Aim
Count every line where "text" shows up, and give that number only.

Entries
--- BEGIN ---
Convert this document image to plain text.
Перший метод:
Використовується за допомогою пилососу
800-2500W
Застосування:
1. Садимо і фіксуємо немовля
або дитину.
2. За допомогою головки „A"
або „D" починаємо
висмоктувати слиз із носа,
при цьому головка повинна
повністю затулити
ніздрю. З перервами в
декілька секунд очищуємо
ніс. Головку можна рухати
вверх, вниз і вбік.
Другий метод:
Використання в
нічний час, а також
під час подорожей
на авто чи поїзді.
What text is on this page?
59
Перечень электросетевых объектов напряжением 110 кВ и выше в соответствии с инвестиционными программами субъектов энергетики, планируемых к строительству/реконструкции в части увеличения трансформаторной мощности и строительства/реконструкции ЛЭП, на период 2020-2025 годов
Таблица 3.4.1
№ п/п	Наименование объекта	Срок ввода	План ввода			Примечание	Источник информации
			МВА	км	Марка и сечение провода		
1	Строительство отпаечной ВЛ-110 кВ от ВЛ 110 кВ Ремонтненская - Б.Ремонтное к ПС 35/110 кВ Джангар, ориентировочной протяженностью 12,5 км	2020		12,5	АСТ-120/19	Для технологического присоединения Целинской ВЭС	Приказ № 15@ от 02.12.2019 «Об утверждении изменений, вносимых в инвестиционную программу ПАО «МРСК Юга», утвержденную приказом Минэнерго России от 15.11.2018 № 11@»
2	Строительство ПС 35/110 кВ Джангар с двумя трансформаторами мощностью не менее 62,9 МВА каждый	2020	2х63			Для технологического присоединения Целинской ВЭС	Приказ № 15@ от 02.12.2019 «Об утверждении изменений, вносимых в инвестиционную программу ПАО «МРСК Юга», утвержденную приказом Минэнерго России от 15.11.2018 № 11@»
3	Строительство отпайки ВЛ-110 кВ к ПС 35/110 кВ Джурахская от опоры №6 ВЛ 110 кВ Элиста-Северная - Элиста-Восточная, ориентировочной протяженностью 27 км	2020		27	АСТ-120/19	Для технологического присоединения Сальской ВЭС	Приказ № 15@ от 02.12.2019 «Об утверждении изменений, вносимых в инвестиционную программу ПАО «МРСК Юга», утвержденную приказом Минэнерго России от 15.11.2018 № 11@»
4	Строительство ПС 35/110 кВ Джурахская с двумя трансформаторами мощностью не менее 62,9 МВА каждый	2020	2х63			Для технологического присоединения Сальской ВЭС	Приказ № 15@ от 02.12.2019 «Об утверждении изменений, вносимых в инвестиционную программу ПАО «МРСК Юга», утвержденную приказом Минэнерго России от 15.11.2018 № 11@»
--- END ---
Answer to this task
2